EXERCISE INSTRUCTIONS:
Output all entries verbatim. Skip pictures.
◇ ◇ ◇
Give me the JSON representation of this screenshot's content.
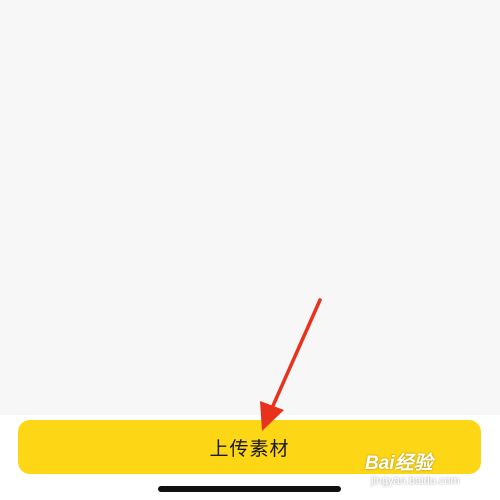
{
  "upload_button": {
    "label": "上传素材",
    "color": "#fdd616"
  },
  "watermark": {
    "brand": "Bai经验",
    "url": "jingyan.baidu.com"
  },
  "annotation": {
    "icon": "red-arrow-icon",
    "color": "#e8321e"
  }
}
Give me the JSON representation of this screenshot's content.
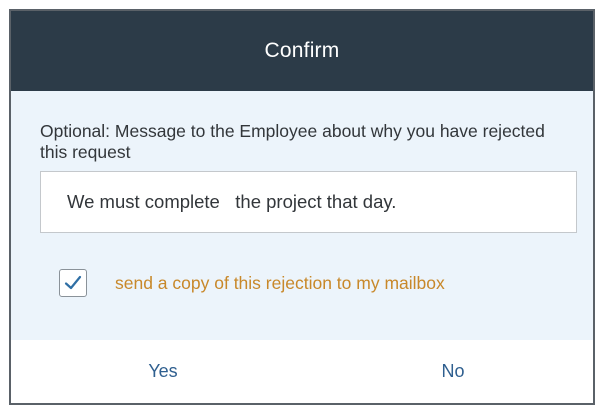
{
  "dialog": {
    "title": "Confirm",
    "prompt": "Optional: Message to the Employee about why you have rejected this request",
    "message_value": "We must complete   the project that day.",
    "copy_checkbox": {
      "checked": true,
      "label": "send a copy of this rejection to my mailbox"
    },
    "buttons": {
      "yes_label": "Yes",
      "no_label": "No"
    }
  },
  "colors": {
    "header_bg": "#2c3b48",
    "body_bg": "#ecf4fb",
    "checkbox_label": "#c8882a",
    "button_text": "#2f5f8f"
  }
}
◇ ◇ ◇
SOLUTION TO THIS TASK:
Give me the JSON representation of this screenshot's content.
{
  "upload_button": {
    "label": "上传素材",
    "color": "#fdd616"
  },
  "watermark": {
    "brand": "Bai经验",
    "url": "jingyan.baidu.com"
  },
  "annotation": {
    "icon": "red-arrow-icon",
    "color": "#e8321e"
  }
}
Give me the JSON representation of this screenshot's content.
{
  "dialog": {
    "title": "Confirm",
    "prompt": "Optional: Message to the Employee about why you have rejected this request",
    "message_value": "We must complete   the project that day.",
    "copy_checkbox": {
      "checked": true,
      "label": "send a copy of this rejection to my mailbox"
    },
    "buttons": {
      "yes_label": "Yes",
      "no_label": "No"
    }
  },
  "colors": {
    "header_bg": "#2c3b48",
    "body_bg": "#ecf4fb",
    "checkbox_label": "#c8882a",
    "button_text": "#2f5f8f"
  }
}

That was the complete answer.